● OBJECTIVE
Reproduce the entries exactly.

● INPUT
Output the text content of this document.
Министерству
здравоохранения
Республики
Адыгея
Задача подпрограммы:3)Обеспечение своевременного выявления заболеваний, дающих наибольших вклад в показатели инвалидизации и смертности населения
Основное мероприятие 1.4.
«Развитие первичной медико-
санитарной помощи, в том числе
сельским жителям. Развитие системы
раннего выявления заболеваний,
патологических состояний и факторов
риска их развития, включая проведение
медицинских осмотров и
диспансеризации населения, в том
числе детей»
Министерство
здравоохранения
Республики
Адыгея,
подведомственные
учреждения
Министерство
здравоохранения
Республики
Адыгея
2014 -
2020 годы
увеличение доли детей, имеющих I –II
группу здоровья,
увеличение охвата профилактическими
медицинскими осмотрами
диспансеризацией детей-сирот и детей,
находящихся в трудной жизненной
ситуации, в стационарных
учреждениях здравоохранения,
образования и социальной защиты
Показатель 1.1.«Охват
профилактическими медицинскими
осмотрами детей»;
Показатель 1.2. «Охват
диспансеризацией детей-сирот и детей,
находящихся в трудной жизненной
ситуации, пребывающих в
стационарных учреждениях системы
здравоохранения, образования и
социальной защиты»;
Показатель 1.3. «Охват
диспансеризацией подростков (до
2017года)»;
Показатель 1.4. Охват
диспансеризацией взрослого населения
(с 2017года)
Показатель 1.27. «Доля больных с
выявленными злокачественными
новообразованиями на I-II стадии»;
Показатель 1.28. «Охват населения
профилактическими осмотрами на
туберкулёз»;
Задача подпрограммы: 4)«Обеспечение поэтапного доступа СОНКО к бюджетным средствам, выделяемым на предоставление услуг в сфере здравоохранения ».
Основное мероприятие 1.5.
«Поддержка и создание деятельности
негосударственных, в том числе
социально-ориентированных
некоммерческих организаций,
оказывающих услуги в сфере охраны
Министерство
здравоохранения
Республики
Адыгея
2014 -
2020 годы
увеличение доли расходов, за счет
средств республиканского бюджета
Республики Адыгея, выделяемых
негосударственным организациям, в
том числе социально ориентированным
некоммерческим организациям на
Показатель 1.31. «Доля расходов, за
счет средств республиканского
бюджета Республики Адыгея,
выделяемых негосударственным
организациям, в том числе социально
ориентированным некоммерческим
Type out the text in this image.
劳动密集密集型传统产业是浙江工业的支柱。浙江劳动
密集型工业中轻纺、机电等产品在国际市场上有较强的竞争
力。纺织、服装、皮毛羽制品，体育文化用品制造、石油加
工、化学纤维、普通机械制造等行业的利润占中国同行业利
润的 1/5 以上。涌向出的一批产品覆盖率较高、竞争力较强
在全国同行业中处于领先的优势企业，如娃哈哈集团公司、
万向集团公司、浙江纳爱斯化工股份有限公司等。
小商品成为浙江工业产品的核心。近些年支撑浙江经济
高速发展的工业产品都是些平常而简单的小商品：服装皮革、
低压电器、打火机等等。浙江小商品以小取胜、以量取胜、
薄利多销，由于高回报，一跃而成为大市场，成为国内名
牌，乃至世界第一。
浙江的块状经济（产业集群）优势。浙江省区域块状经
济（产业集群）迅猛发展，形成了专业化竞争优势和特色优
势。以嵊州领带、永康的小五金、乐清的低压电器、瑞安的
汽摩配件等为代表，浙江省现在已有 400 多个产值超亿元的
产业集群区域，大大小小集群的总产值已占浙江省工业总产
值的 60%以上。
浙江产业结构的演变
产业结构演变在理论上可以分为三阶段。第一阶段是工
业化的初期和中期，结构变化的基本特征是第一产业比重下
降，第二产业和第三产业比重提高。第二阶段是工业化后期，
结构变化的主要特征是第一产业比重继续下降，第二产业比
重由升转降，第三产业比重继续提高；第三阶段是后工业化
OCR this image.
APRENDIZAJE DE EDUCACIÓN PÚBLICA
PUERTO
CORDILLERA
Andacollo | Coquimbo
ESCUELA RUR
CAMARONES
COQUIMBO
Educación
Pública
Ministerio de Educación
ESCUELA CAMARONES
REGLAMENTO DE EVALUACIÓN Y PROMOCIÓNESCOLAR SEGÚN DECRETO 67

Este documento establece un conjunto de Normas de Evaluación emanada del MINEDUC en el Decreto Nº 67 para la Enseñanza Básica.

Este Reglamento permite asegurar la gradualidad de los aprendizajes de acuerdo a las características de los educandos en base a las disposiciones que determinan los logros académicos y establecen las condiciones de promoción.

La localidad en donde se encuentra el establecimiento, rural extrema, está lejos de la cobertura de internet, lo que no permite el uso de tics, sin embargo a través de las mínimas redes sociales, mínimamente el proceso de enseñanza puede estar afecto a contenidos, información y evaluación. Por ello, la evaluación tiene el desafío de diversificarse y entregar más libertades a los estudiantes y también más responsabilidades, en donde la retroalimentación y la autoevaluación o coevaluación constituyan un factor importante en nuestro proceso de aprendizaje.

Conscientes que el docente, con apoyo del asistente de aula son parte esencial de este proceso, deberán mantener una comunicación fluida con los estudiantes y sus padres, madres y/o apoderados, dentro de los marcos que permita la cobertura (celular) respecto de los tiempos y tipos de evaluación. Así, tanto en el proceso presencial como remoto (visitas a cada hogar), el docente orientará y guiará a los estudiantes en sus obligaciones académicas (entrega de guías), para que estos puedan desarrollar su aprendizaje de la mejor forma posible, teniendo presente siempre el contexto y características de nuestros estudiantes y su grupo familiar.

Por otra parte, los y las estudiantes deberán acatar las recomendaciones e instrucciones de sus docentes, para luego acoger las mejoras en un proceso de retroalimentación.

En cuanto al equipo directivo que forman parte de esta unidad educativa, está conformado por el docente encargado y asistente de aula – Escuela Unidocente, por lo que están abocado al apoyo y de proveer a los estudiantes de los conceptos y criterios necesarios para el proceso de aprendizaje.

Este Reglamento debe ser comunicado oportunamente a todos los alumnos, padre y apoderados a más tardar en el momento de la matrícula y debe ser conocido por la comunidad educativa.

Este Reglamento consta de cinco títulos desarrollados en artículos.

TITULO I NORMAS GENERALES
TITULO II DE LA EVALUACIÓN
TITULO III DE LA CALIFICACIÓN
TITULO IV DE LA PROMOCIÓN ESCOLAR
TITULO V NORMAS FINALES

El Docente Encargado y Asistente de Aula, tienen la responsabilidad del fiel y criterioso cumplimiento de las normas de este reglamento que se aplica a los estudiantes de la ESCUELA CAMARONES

● ANSWER FOR THE TASK
Output the text content of this document.
Министерству
здравоохранения
Республики
Адыгея
Задача подпрограммы:3)Обеспечение своевременного выявления заболеваний, дающих наибольших вклад в показатели инвалидизации и смертности населения
Основное мероприятие 1.4.
«Развитие первичной медико-
санитарной помощи, в том числе
сельским жителям. Развитие системы
раннего выявления заболеваний,
патологических состояний и факторов
риска их развития, включая проведение
медицинских осмотров и
диспансеризации населения, в том
числе детей»
Министерство
здравоохранения
Республики
Адыгея,
подведомственные
учреждения
Министерство
здравоохранения
Республики
Адыгея
2014 -
2020 годы
увеличение доли детей, имеющих I –II
группу здоровья,
увеличение охвата профилактическими
медицинскими осмотрами
диспансеризацией детей-сирот и детей,
находящихся в трудной жизненной
ситуации, в стационарных
учреждениях здравоохранения,
образования и социальной защиты
Показатель 1.1.«Охват
профилактическими медицинскими
осмотрами детей»;
Показатель 1.2. «Охват
диспансеризацией детей-сирот и детей,
находящихся в трудной жизненной
ситуации, пребывающих в
стационарных учреждениях системы
здравоохранения, образования и
социальной защиты»;
Показатель 1.3. «Охват
диспансеризацией подростков (до
2017года)»;
Показатель 1.4. Охват
диспансеризацией взрослого населения
(с 2017года)
Показатель 1.27. «Доля больных с
выявленными злокачественными
новообразованиями на I-II стадии»;
Показатель 1.28. «Охват населения
профилактическими осмотрами на
туберкулёз»;
Задача подпрограммы: 4)«Обеспечение поэтапного доступа СОНКО к бюджетным средствам, выделяемым на предоставление услуг в сфере здравоохранения ».
Основное мероприятие 1.5.
«Поддержка и создание деятельности
негосударственных, в том числе
социально-ориентированных
некоммерческих организаций,
оказывающих услуги в сфере охраны
Министерство
здравоохранения
Республики
Адыгея
2014 -
2020 годы
увеличение доли расходов, за счет
средств республиканского бюджета
Республики Адыгея, выделяемых
негосударственным организациям, в
том числе социально ориентированным
некоммерческим организациям на
Показатель 1.31. «Доля расходов, за
счет средств республиканского
бюджета Республики Адыгея,
выделяемых негосударственным
организациям, в том числе социально
ориентированным некоммерческим
Type out the text in this image.
劳动密集密集型传统产业是浙江工业的支柱。浙江劳动
密集型工业中轻纺、机电等产品在国际市场上有较强的竞争
力。纺织、服装、皮毛羽制品，体育文化用品制造、石油加
工、化学纤维、普通机械制造等行业的利润占中国同行业利
润的 1/5 以上。涌向出的一批产品覆盖率较高、竞争力较强
在全国同行业中处于领先的优势企业，如娃哈哈集团公司、
万向集团公司、浙江纳爱斯化工股份有限公司等。
小商品成为浙江工业产品的核心。近些年支撑浙江经济
高速发展的工业产品都是些平常而简单的小商品：服装皮革、
低压电器、打火机等等。浙江小商品以小取胜、以量取胜、
薄利多销，由于高回报，一跃而成为大市场，成为国内名
牌，乃至世界第一。
浙江的块状经济（产业集群）优势。浙江省区域块状经
济（产业集群）迅猛发展，形成了专业化竞争优势和特色优
势。以嵊州领带、永康的小五金、乐清的低压电器、瑞安的
汽摩配件等为代表，浙江省现在已有 400 多个产值超亿元的
产业集群区域，大大小小集群的总产值已占浙江省工业总产
值的 60%以上。
浙江产业结构的演变
产业结构演变在理论上可以分为三阶段。第一阶段是工
业化的初期和中期，结构变化的基本特征是第一产业比重下
降，第二产业和第三产业比重提高。第二阶段是工业化后期，
结构变化的主要特征是第一产业比重继续下降，第二产业比
重由升转降，第三产业比重继续提高；第三阶段是后工业化
OCR this image.
APRENDIZAJE DE EDUCACIÓN PÚBLICA
PUERTO
CORDILLERA
Andacollo | Coquimbo
ESCUELA RUR
CAMARONES
COQUIMBO
Educación
Pública
Ministerio de Educación
ESCUELA CAMARONES
REGLAMENTO DE EVALUACIÓN Y PROMOCIÓNESCOLAR SEGÚN DECRETO 67

Este documento establece un conjunto de Normas de Evaluación emanada del MINEDUC en el Decreto Nº 67 para la Enseñanza Básica.

Este Reglamento permite asegurar la gradualidad de los aprendizajes de acuerdo a las características de los educandos en base a las disposiciones que determinan los logros académicos y establecen las condiciones de promoción.

La localidad en donde se encuentra el establecimiento, rural extrema, está lejos de la cobertura de internet, lo que no permite el uso de tics, sin embargo a través de las mínimas redes sociales, mínimamente el proceso de enseñanza puede estar afecto a contenidos, información y evaluación. Por ello, la evaluación tiene el desafío de diversificarse y entregar más libertades a los estudiantes y también más responsabilidades, en donde la retroalimentación y la autoevaluación o coevaluación constituyan un factor importante en nuestro proceso de aprendizaje.

Conscientes que el docente, con apoyo del asistente de aula son parte esencial de este proceso, deberán mantener una comunicación fluida con los estudiantes y sus padres, madres y/o apoderados, dentro de los marcos que permita la cobertura (celular) respecto de los tiempos y tipos de evaluación. Así, tanto en el proceso presencial como remoto (visitas a cada hogar), el docente orientará y guiará a los estudiantes en sus obligaciones académicas (entrega de guías), para que estos puedan desarrollar su aprendizaje de la mejor forma posible, teniendo presente siempre el contexto y características de nuestros estudiantes y su grupo familiar.

Por otra parte, los y las estudiantes deberán acatar las recomendaciones e instrucciones de sus docentes, para luego acoger las mejoras en un proceso de retroalimentación.

En cuanto al equipo directivo que forman parte de esta unidad educativa, está conformado por el docente encargado y asistente de aula – Escuela Unidocente, por lo que están abocado al apoyo y de proveer a los estudiantes de los conceptos y criterios necesarios para el proceso de aprendizaje.

Este Reglamento debe ser comunicado oportunamente a todos los alumnos, padre y apoderados a más tardar en el momento de la matrícula y debe ser conocido por la comunidad educativa.

Este Reglamento consta de cinco títulos desarrollados en artículos.

TITULO I NORMAS GENERALES
TITULO II DE LA EVALUACIÓN
TITULO III DE LA CALIFICACIÓN
TITULO IV DE LA PROMOCIÓN ESCOLAR
TITULO V NORMAS FINALES

El Docente Encargado y Asistente de Aula, tienen la responsabilidad del fiel y criterioso cumplimiento de las normas de este reglamento que se aplica a los estudiantes de la ESCUELA CAMARONES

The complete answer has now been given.